**DATA PROVIDED**:
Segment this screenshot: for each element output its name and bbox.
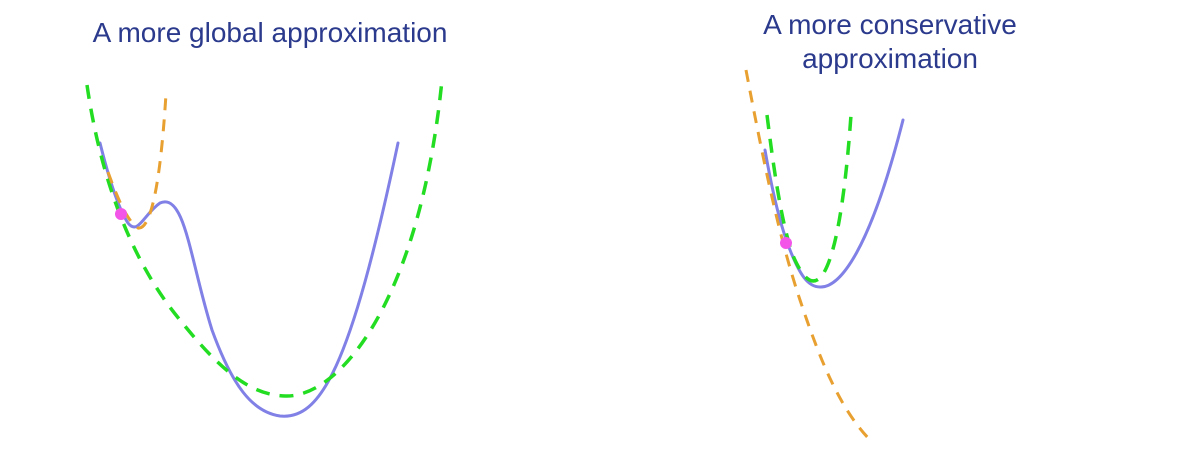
panel-conservative: A more conservative approximation — [595, 0, 1190, 458]
expansion-point-right — [780, 237, 792, 249]
global-approximation-curve-left — [85, 79, 444, 398]
conservative-approximation-curve-right — [744, 69, 874, 444]
panel-title-conservative: A more conservative approximation — [700, 8, 1080, 76]
local-approximation-curve-left — [106, 93, 168, 230]
panel-global: A more global approximation — [92, 17, 448, 48]
global-approximation-curve-right — [765, 114, 853, 283]
panel-title-global: A more global approximation — [92, 17, 448, 48]
expansion-point-left — [115, 208, 127, 220]
panel-title-conservative-line1: A more conservative — [763, 9, 1017, 40]
objective-curve-right — [763, 118, 905, 289]
objective-curve-left — [98, 141, 400, 418]
panel-title-conservative-line2: approximation — [802, 43, 978, 74]
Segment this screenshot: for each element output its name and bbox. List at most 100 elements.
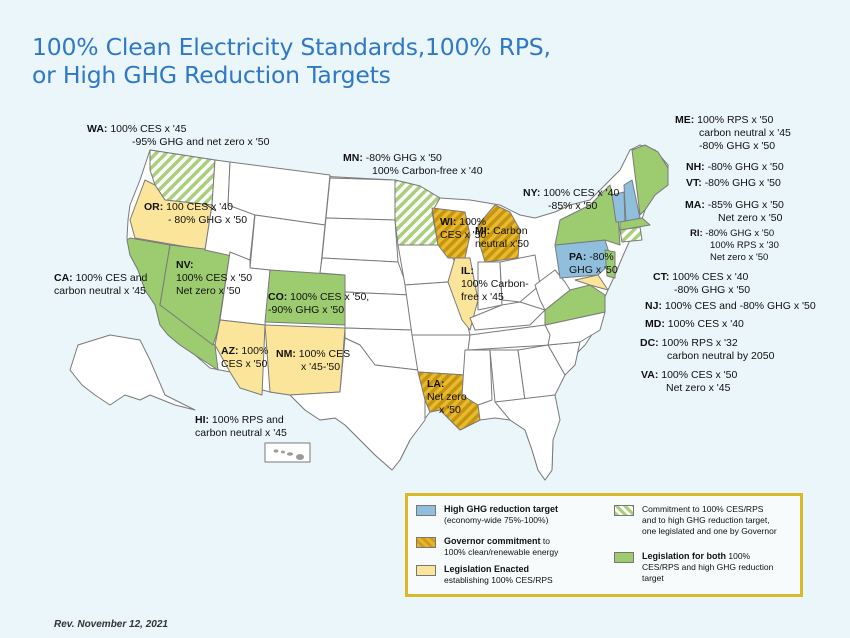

**GIVEN INSTRUCTION**: How many lines in the data contain the string "Segment"? Reply with the number only.

**ANSWER TO THIS TASK**: 2